◆ **SHORT EXERCISE**: In the listing below, pick out lines with "note".

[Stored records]
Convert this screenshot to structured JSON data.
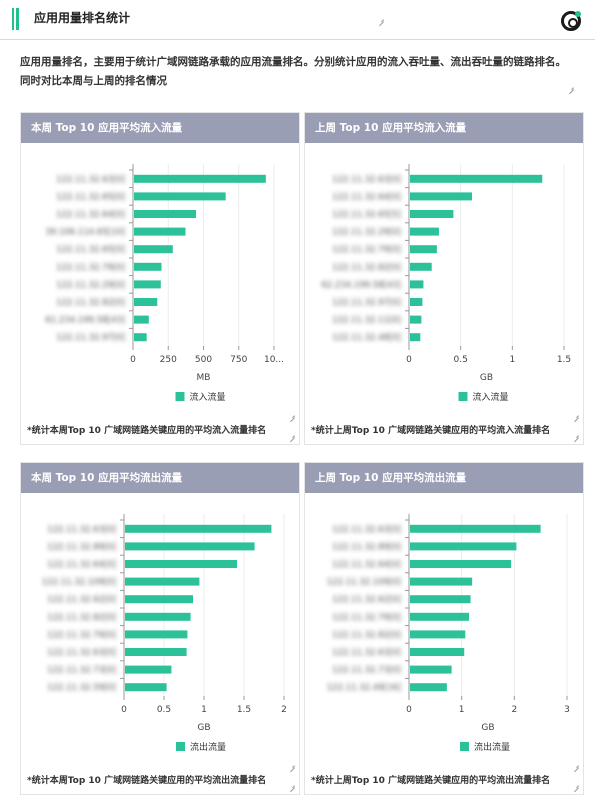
{
  "header": {
    "title": "应用用量排名统计"
  },
  "description": {
    "line1": "应用用量排名，主要用于统计广域网链路承载的应用流量排名。分别统计应用的流入吞吐量、流出吞吐量的链路排名。",
    "line2": "同时对比本周与上周的排名情况"
  },
  "colors": {
    "bar": "#2cc198",
    "panel_header": "#9a9eb5",
    "accent": "#21c08f"
  },
  "panels": [
    {
      "title": "本周 Top 10 应用平均流入流量",
      "note": "*统计本周Top 10 广域网链路关键应用的平均流入流量排名"
    },
    {
      "title": "上周 Top 10 应用平均流入流量",
      "note": "*统计上周Top 10 广域网链路关键应用的平均流入流量排名"
    },
    {
      "title": "本周 Top 10 应用平均流出流量",
      "note": "*统计本周Top 10 广域网链路关键应用的平均流出流量排名"
    },
    {
      "title": "上周 Top 10 应用平均流出流量",
      "note": "*统计上周Top 10 广域网链路关键应用的平均流出流量排名"
    }
  ],
  "chart_data": [
    {
      "type": "bar",
      "orientation": "horizontal",
      "categories": [
        "122.11.32.63[0]",
        "122.11.32.65[0]",
        "122.11.32.64[0]",
        "39.106.114.65[10]",
        "122.11.32.65[0]",
        "122.11.32.79[0]",
        "122.11.32.29[0]",
        "122.11.32.82[0]",
        "61.234.199.58[43]",
        "122.11.32.97[0]"
      ],
      "series": [
        {
          "name": "流入流量",
          "values": [
            935,
            650,
            440,
            365,
            275,
            195,
            190,
            165,
            105,
            90
          ]
        }
      ],
      "xlabel": "MB",
      "ticks": [
        "0",
        "250",
        "500",
        "750",
        "10..."
      ],
      "tick_values": [
        0,
        250,
        500,
        750,
        1000
      ],
      "xlim": [
        0,
        1000
      ],
      "legend": "bottom-center"
    },
    {
      "type": "bar",
      "orientation": "horizontal",
      "categories": [
        "122.11.32.63[0]",
        "122.11.32.64[0]",
        "122.11.32.65[5]",
        "122.11.32.29[0]",
        "122.11.32.79[0]",
        "122.11.32.82[0]",
        "62.234.199.58[43]",
        "122.11.32.97[0]",
        "122.11.32.11[0]",
        "122.11.32.48[0]"
      ],
      "series": [
        {
          "name": "流入流量",
          "values": [
            1.28,
            0.6,
            0.42,
            0.28,
            0.26,
            0.21,
            0.13,
            0.12,
            0.11,
            0.1
          ]
        }
      ],
      "xlabel": "GB",
      "ticks": [
        "0",
        "0.5",
        "1",
        "1.5"
      ],
      "tick_values": [
        0,
        0.5,
        1,
        1.5
      ],
      "xlim": [
        0,
        1.5
      ],
      "legend": "bottom-center"
    },
    {
      "type": "bar",
      "orientation": "horizontal",
      "categories": [
        "122.11.32.63[0]",
        "122.11.32.89[0]",
        "122.11.32.64[0]",
        "122.11.32.109[0]",
        "122.11.32.62[0]",
        "122.11.32.82[0]",
        "122.11.32.79[0]",
        "122.11.32.63[0]",
        "122.11.32.73[0]",
        "122.11.32.59[0]"
      ],
      "series": [
        {
          "name": "流出流量",
          "values": [
            1.83,
            1.62,
            1.4,
            0.93,
            0.85,
            0.82,
            0.78,
            0.77,
            0.58,
            0.52
          ]
        }
      ],
      "xlabel": "GB",
      "ticks": [
        "0",
        "0.5",
        "1",
        "1.5",
        "2"
      ],
      "tick_values": [
        0,
        0.5,
        1,
        1.5,
        2
      ],
      "xlim": [
        0,
        2
      ],
      "legend": "bottom-center"
    },
    {
      "type": "bar",
      "orientation": "horizontal",
      "categories": [
        "122.11.32.63[0]",
        "122.11.32.89[0]",
        "122.11.32.64[0]",
        "122.11.32.109[0]",
        "122.11.32.62[0]",
        "122.11.32.79[0]",
        "122.11.32.82[0]",
        "122.11.32.63[0]",
        "122.11.32.73[0]",
        "122.11.32.49[16]"
      ],
      "series": [
        {
          "name": "流出流量",
          "values": [
            2.48,
            2.02,
            1.92,
            1.18,
            1.15,
            1.12,
            1.05,
            1.03,
            0.79,
            0.7
          ]
        }
      ],
      "xlabel": "GB",
      "ticks": [
        "0",
        "1",
        "2",
        "3"
      ],
      "tick_values": [
        0,
        1,
        2,
        3
      ],
      "xlim": [
        0,
        3
      ],
      "legend": "bottom-center"
    }
  ]
}
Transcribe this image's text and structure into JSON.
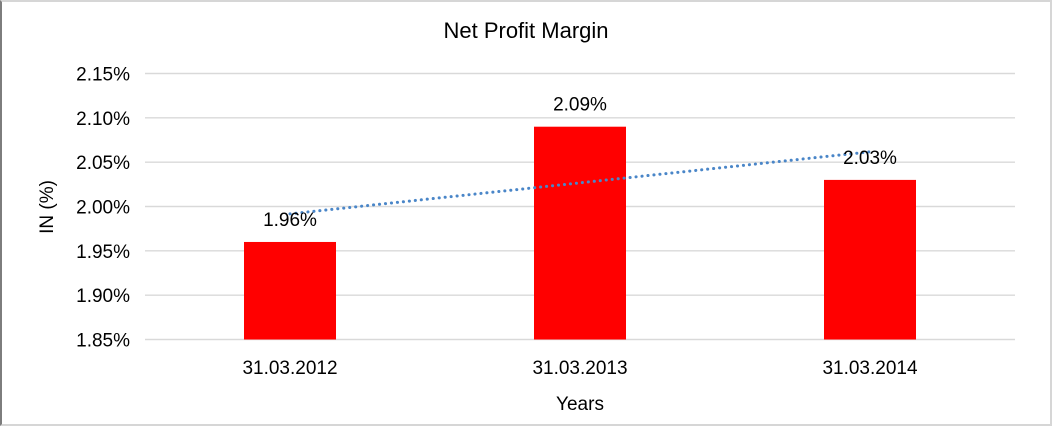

◆ **OUTPUT OF THE EXERCISE**:
      "note": "*统计本周Top 10 广域网链路关键应用的平均流入流量排名"
      "note": "*统计上周Top 10 广域网链路关键应用的平均流入流量排名"
      "note": "*统计本周Top 10 广域网链路关键应用的平均流出流量排名"
      "note": "*统计上周Top 10 广域网链路关键应用的平均流出流量排名"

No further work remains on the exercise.